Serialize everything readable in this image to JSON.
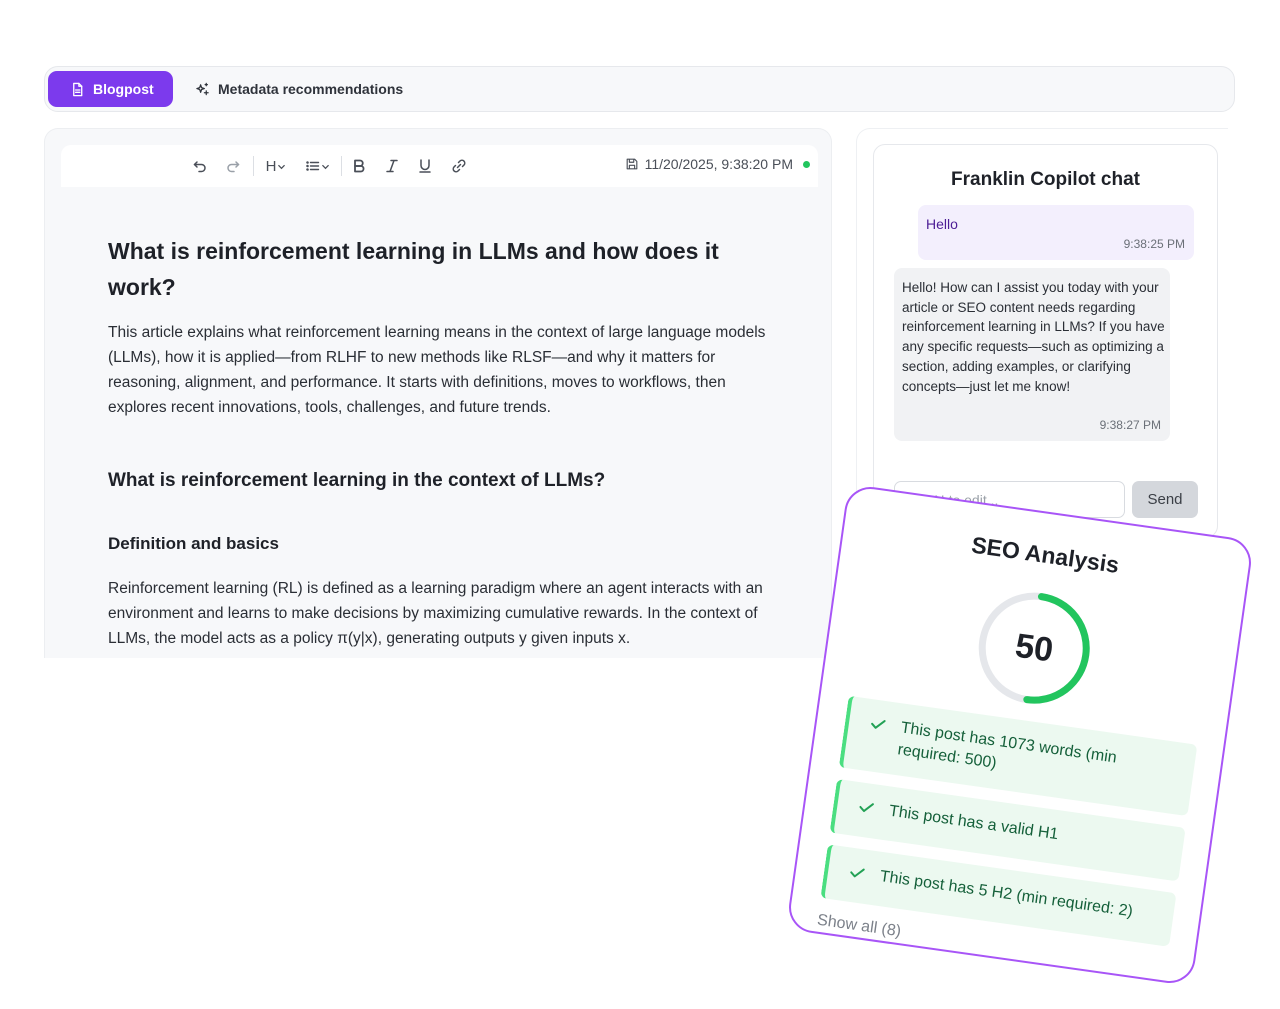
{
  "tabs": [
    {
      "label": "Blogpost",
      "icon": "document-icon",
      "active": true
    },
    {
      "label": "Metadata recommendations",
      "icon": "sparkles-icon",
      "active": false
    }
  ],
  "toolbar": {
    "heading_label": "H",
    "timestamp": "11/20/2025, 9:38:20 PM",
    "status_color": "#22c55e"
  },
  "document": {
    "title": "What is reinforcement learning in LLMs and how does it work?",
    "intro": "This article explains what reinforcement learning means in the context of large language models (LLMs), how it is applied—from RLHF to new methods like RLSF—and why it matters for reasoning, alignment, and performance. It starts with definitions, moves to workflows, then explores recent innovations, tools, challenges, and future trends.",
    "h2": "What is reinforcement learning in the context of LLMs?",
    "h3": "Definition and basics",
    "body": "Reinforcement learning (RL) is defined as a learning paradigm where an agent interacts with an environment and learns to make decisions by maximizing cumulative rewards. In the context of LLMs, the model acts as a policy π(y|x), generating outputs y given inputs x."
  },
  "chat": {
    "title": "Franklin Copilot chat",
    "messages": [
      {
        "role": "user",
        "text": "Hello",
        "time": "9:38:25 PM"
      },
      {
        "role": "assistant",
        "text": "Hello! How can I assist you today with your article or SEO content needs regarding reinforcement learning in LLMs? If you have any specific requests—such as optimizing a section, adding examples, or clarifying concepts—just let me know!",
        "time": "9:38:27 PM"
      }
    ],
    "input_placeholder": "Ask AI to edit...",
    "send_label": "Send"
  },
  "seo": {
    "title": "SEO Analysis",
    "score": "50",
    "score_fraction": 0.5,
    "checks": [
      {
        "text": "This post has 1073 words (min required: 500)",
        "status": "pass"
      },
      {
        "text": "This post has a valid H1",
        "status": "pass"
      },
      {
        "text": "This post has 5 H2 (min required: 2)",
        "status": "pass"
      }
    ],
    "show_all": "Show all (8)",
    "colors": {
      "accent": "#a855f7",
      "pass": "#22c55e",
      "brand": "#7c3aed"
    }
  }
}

* * * * *

◆ **Short exercise**: Transcribe every line from the records above without alteration, and leave out the images.

◆ **Solution to this exercise**:
Serialize everything readable in this image to JSON.
{
  "tabs": [
    {
      "label": "Blogpost",
      "icon": "document-icon",
      "active": true
    },
    {
      "label": "Metadata recommendations",
      "icon": "sparkles-icon",
      "active": false
    }
  ],
  "toolbar": {
    "heading_label": "H",
    "timestamp": "11/20/2025, 9:38:20 PM",
    "status_color": "#22c55e"
  },
  "document": {
    "title": "What is reinforcement learning in LLMs and how does it work?",
    "intro": "This article explains what reinforcement learning means in the context of large language models (LLMs), how it is applied—from RLHF to new methods like RLSF—and why it matters for reasoning, alignment, and performance. It starts with definitions, moves to workflows, then explores recent innovations, tools, challenges, and future trends.",
    "h2": "What is reinforcement learning in the context of LLMs?",
    "h3": "Definition and basics",
    "body": "Reinforcement learning (RL) is defined as a learning paradigm where an agent interacts with an environment and learns to make decisions by maximizing cumulative rewards. In the context of LLMs, the model acts as a policy π(y|x), generating outputs y given inputs x."
  },
  "chat": {
    "title": "Franklin Copilot chat",
    "messages": [
      {
        "role": "user",
        "text": "Hello",
        "time": "9:38:25 PM"
      },
      {
        "role": "assistant",
        "text": "Hello! How can I assist you today with your article or SEO content needs regarding reinforcement learning in LLMs? If you have any specific requests—such as optimizing a section, adding examples, or clarifying concepts—just let me know!",
        "time": "9:38:27 PM"
      }
    ],
    "input_placeholder": "Ask AI to edit...",
    "send_label": "Send"
  },
  "seo": {
    "title": "SEO Analysis",
    "score": "50",
    "score_fraction": 0.5,
    "checks": [
      {
        "text": "This post has 1073 words (min required: 500)",
        "status": "pass"
      },
      {
        "text": "This post has a valid H1",
        "status": "pass"
      },
      {
        "text": "This post has 5 H2 (min required: 2)",
        "status": "pass"
      }
    ],
    "show_all": "Show all (8)",
    "colors": {
      "accent": "#a855f7",
      "pass": "#22c55e",
      "brand": "#7c3aed"
    }
  }
}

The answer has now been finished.